▶ _Records supplied_
******

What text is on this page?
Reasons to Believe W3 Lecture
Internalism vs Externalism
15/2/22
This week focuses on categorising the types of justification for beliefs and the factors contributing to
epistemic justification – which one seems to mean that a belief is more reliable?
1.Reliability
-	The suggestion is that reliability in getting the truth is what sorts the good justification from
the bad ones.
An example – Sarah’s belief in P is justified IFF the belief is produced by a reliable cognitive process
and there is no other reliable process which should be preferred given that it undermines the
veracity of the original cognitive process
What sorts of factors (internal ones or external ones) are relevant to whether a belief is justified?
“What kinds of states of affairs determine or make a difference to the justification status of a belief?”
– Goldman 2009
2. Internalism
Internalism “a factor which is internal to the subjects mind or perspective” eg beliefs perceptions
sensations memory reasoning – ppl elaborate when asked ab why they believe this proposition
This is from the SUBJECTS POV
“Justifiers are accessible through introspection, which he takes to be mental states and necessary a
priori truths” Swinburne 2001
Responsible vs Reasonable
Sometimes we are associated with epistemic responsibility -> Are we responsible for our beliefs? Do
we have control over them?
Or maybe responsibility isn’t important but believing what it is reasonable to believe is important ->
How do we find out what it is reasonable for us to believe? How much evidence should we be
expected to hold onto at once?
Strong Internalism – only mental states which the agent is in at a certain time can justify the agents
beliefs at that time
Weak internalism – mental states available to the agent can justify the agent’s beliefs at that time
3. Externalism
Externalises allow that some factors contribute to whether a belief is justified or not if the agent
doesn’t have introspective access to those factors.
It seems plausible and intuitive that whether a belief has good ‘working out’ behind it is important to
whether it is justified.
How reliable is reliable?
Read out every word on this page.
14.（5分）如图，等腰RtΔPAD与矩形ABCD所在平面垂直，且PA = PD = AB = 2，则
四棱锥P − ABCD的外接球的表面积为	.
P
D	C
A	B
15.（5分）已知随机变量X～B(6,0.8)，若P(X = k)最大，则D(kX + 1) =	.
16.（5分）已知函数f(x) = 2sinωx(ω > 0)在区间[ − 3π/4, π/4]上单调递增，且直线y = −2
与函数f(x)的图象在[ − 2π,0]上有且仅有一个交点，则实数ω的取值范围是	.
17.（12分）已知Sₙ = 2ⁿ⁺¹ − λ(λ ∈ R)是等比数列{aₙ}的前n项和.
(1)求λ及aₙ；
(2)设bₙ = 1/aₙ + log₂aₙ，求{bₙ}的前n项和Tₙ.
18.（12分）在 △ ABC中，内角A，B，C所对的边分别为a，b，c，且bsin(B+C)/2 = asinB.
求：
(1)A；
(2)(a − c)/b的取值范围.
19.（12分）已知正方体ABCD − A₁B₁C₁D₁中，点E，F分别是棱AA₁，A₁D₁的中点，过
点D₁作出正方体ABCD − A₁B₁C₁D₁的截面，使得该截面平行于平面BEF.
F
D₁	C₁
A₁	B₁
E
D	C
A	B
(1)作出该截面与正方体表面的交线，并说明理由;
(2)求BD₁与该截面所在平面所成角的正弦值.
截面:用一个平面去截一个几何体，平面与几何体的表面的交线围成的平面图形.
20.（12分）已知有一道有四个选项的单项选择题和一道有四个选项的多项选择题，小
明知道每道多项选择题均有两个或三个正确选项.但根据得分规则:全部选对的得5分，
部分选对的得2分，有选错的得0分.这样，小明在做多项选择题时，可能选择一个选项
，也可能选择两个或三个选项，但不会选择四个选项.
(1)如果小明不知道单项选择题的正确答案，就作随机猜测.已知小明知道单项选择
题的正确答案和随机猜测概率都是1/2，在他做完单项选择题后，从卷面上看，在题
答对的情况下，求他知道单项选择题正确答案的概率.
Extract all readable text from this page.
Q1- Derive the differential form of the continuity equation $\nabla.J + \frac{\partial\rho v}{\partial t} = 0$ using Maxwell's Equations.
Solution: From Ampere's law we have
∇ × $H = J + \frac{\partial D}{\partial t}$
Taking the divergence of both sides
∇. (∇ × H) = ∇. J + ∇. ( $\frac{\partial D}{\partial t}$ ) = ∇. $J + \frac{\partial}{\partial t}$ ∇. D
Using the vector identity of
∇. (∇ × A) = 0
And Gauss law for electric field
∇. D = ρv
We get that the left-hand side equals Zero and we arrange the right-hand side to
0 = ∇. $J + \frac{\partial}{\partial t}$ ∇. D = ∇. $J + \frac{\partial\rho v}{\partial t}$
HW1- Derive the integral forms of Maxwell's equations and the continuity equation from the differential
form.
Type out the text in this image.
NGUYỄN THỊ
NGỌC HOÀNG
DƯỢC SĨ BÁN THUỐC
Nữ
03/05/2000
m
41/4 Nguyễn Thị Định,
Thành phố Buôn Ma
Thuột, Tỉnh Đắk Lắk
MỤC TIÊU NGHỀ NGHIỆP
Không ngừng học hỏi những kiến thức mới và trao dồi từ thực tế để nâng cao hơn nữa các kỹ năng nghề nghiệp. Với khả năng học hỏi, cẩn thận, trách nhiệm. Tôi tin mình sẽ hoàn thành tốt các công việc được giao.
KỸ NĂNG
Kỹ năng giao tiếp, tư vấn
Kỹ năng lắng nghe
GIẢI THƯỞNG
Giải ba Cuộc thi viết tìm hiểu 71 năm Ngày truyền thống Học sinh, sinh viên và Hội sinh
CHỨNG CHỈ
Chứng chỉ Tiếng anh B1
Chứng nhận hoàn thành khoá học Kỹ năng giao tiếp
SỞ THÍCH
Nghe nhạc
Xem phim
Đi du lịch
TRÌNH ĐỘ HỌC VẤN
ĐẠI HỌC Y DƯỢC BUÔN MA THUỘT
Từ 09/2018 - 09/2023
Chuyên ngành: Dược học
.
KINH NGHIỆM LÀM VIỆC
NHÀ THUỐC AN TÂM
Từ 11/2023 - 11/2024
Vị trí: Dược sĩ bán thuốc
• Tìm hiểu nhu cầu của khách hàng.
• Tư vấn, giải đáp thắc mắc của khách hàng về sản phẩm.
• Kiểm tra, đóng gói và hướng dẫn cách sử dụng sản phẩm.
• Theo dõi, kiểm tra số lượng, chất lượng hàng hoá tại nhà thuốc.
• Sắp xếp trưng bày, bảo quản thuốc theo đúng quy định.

******

Copy all lines from the material that contain "whether".

▶ _Task response_
What sorts of factors (internal ones or external ones) are relevant to whether a belief is justified?
Externalises allow that some factors contribute to whether a belief is justified or not if the agent
It seems plausible and intuitive that whether a belief has good ‘working out’ behind it is important to
whether it is justified.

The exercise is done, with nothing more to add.